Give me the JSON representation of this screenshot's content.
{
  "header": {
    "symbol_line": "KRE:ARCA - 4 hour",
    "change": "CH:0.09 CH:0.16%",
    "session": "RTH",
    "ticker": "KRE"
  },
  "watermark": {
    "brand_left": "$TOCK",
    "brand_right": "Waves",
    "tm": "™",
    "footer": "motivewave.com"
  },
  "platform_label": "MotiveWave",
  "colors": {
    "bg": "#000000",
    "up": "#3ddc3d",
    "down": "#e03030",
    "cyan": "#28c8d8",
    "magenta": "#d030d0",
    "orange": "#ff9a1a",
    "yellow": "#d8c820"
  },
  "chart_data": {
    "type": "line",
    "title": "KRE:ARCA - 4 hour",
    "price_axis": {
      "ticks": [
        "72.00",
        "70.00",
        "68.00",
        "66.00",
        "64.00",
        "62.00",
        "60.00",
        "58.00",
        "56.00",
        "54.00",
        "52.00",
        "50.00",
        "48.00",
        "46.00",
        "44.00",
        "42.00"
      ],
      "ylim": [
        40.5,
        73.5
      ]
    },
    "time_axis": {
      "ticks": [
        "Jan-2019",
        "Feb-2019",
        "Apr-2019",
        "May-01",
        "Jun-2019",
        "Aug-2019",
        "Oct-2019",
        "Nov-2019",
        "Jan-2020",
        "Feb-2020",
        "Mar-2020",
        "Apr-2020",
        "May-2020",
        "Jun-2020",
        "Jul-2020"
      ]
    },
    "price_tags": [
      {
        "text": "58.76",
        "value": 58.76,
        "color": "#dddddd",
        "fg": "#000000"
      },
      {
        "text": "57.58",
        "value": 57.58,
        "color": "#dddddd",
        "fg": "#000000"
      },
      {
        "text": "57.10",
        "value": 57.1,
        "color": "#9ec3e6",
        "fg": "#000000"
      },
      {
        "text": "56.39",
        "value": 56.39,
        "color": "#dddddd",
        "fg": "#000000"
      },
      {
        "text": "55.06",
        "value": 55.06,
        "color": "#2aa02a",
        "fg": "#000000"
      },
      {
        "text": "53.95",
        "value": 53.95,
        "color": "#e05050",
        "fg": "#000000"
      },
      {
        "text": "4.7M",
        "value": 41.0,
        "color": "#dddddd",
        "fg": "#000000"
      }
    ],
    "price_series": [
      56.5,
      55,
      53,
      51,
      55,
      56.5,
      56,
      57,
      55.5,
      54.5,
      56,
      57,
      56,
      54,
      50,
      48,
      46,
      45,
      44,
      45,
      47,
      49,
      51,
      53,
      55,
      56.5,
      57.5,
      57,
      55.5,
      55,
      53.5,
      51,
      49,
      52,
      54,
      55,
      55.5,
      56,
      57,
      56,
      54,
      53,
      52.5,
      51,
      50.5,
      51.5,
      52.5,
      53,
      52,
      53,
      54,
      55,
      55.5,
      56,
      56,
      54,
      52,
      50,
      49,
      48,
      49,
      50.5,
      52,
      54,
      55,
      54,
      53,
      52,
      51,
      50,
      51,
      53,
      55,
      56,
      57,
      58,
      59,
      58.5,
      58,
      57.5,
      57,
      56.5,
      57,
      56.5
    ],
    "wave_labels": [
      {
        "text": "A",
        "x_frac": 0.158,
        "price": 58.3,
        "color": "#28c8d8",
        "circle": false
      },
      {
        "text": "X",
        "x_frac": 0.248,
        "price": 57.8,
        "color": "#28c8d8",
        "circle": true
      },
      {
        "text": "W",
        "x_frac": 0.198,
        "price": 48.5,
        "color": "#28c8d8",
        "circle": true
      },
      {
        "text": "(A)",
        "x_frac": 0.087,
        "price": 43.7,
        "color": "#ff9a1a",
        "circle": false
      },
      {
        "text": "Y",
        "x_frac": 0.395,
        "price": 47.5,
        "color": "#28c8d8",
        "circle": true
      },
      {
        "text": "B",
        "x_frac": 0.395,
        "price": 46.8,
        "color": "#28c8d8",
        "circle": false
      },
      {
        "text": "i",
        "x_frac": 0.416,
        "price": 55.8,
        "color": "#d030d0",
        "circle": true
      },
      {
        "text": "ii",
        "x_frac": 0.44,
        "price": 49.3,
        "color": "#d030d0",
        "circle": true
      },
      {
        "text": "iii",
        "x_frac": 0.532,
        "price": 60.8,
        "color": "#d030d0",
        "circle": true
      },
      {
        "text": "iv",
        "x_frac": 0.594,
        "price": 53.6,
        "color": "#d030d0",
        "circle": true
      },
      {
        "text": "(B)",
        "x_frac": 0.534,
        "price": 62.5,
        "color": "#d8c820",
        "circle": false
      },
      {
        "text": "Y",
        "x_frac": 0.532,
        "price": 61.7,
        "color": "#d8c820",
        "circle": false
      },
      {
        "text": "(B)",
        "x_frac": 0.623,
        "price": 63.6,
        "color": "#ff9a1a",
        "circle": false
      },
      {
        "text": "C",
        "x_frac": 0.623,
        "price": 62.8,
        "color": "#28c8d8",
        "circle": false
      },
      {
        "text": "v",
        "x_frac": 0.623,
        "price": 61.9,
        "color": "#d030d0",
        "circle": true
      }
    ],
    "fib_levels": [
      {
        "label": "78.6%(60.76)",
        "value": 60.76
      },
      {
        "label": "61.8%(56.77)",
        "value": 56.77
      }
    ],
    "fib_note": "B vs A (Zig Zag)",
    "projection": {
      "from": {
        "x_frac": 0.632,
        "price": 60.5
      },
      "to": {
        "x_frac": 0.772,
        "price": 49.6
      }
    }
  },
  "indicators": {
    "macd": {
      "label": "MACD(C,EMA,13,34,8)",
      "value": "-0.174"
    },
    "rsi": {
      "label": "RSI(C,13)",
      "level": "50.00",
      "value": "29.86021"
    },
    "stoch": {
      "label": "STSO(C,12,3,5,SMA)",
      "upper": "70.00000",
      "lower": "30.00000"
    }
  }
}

..........

* Goal *
Retype all of the material, keeping each line exact.

* Output of the task *
Give me the JSON representation of this screenshot's content.
{
  "header": {
    "symbol_line": "KRE:ARCA - 4 hour",
    "change": "CH:0.09 CH:0.16%",
    "session": "RTH",
    "ticker": "KRE"
  },
  "watermark": {
    "brand_left": "$TOCK",
    "brand_right": "Waves",
    "tm": "™",
    "footer": "motivewave.com"
  },
  "platform_label": "MotiveWave",
  "colors": {
    "bg": "#000000",
    "up": "#3ddc3d",
    "down": "#e03030",
    "cyan": "#28c8d8",
    "magenta": "#d030d0",
    "orange": "#ff9a1a",
    "yellow": "#d8c820"
  },
  "chart_data": {
    "type": "line",
    "title": "KRE:ARCA - 4 hour",
    "price_axis": {
      "ticks": [
        "72.00",
        "70.00",
        "68.00",
        "66.00",
        "64.00",
        "62.00",
        "60.00",
        "58.00",
        "56.00",
        "54.00",
        "52.00",
        "50.00",
        "48.00",
        "46.00",
        "44.00",
        "42.00"
      ],
      "ylim": [
        40.5,
        73.5
      ]
    },
    "time_axis": {
      "ticks": [
        "Jan-2019",
        "Feb-2019",
        "Apr-2019",
        "May-01",
        "Jun-2019",
        "Aug-2019",
        "Oct-2019",
        "Nov-2019",
        "Jan-2020",
        "Feb-2020",
        "Mar-2020",
        "Apr-2020",
        "May-2020",
        "Jun-2020",
        "Jul-2020"
      ]
    },
    "price_tags": [
      {
        "text": "58.76",
        "value": 58.76,
        "color": "#dddddd",
        "fg": "#000000"
      },
      {
        "text": "57.58",
        "value": 57.58,
        "color": "#dddddd",
        "fg": "#000000"
      },
      {
        "text": "57.10",
        "value": 57.1,
        "color": "#9ec3e6",
        "fg": "#000000"
      },
      {
        "text": "56.39",
        "value": 56.39,
        "color": "#dddddd",
        "fg": "#000000"
      },
      {
        "text": "55.06",
        "value": 55.06,
        "color": "#2aa02a",
        "fg": "#000000"
      },
      {
        "text": "53.95",
        "value": 53.95,
        "color": "#e05050",
        "fg": "#000000"
      },
      {
        "text": "4.7M",
        "value": 41.0,
        "color": "#dddddd",
        "fg": "#000000"
      }
    ],
    "price_series": [
      56.5,
      55,
      53,
      51,
      55,
      56.5,
      56,
      57,
      55.5,
      54.5,
      56,
      57,
      56,
      54,
      50,
      48,
      46,
      45,
      44,
      45,
      47,
      49,
      51,
      53,
      55,
      56.5,
      57.5,
      57,
      55.5,
      55,
      53.5,
      51,
      49,
      52,
      54,
      55,
      55.5,
      56,
      57,
      56,
      54,
      53,
      52.5,
      51,
      50.5,
      51.5,
      52.5,
      53,
      52,
      53,
      54,
      55,
      55.5,
      56,
      56,
      54,
      52,
      50,
      49,
      48,
      49,
      50.5,
      52,
      54,
      55,
      54,
      53,
      52,
      51,
      50,
      51,
      53,
      55,
      56,
      57,
      58,
      59,
      58.5,
      58,
      57.5,
      57,
      56.5,
      57,
      56.5
    ],
    "wave_labels": [
      {
        "text": "A",
        "x_frac": 0.158,
        "price": 58.3,
        "color": "#28c8d8",
        "circle": false
      },
      {
        "text": "X",
        "x_frac": 0.248,
        "price": 57.8,
        "color": "#28c8d8",
        "circle": true
      },
      {
        "text": "W",
        "x_frac": 0.198,
        "price": 48.5,
        "color": "#28c8d8",
        "circle": true
      },
      {
        "text": "(A)",
        "x_frac": 0.087,
        "price": 43.7,
        "color": "#ff9a1a",
        "circle": false
      },
      {
        "text": "Y",
        "x_frac": 0.395,
        "price": 47.5,
        "color": "#28c8d8",
        "circle": true
      },
      {
        "text": "B",
        "x_frac": 0.395,
        "price": 46.8,
        "color": "#28c8d8",
        "circle": false
      },
      {
        "text": "i",
        "x_frac": 0.416,
        "price": 55.8,
        "color": "#d030d0",
        "circle": true
      },
      {
        "text": "ii",
        "x_frac": 0.44,
        "price": 49.3,
        "color": "#d030d0",
        "circle": true
      },
      {
        "text": "iii",
        "x_frac": 0.532,
        "price": 60.8,
        "color": "#d030d0",
        "circle": true
      },
      {
        "text": "iv",
        "x_frac": 0.594,
        "price": 53.6,
        "color": "#d030d0",
        "circle": true
      },
      {
        "text": "(B)",
        "x_frac": 0.534,
        "price": 62.5,
        "color": "#d8c820",
        "circle": false
      },
      {
        "text": "Y",
        "x_frac": 0.532,
        "price": 61.7,
        "color": "#d8c820",
        "circle": false
      },
      {
        "text": "(B)",
        "x_frac": 0.623,
        "price": 63.6,
        "color": "#ff9a1a",
        "circle": false
      },
      {
        "text": "C",
        "x_frac": 0.623,
        "price": 62.8,
        "color": "#28c8d8",
        "circle": false
      },
      {
        "text": "v",
        "x_frac": 0.623,
        "price": 61.9,
        "color": "#d030d0",
        "circle": true
      }
    ],
    "fib_levels": [
      {
        "label": "78.6%(60.76)",
        "value": 60.76
      },
      {
        "label": "61.8%(56.77)",
        "value": 56.77
      }
    ],
    "fib_note": "B vs A (Zig Zag)",
    "projection": {
      "from": {
        "x_frac": 0.632,
        "price": 60.5
      },
      "to": {
        "x_frac": 0.772,
        "price": 49.6
      }
    }
  },
  "indicators": {
    "macd": {
      "label": "MACD(C,EMA,13,34,8)",
      "value": "-0.174"
    },
    "rsi": {
      "label": "RSI(C,13)",
      "level": "50.00",
      "value": "29.86021"
    },
    "stoch": {
      "label": "STSO(C,12,3,5,SMA)",
      "upper": "70.00000",
      "lower": "30.00000"
    }
  }
}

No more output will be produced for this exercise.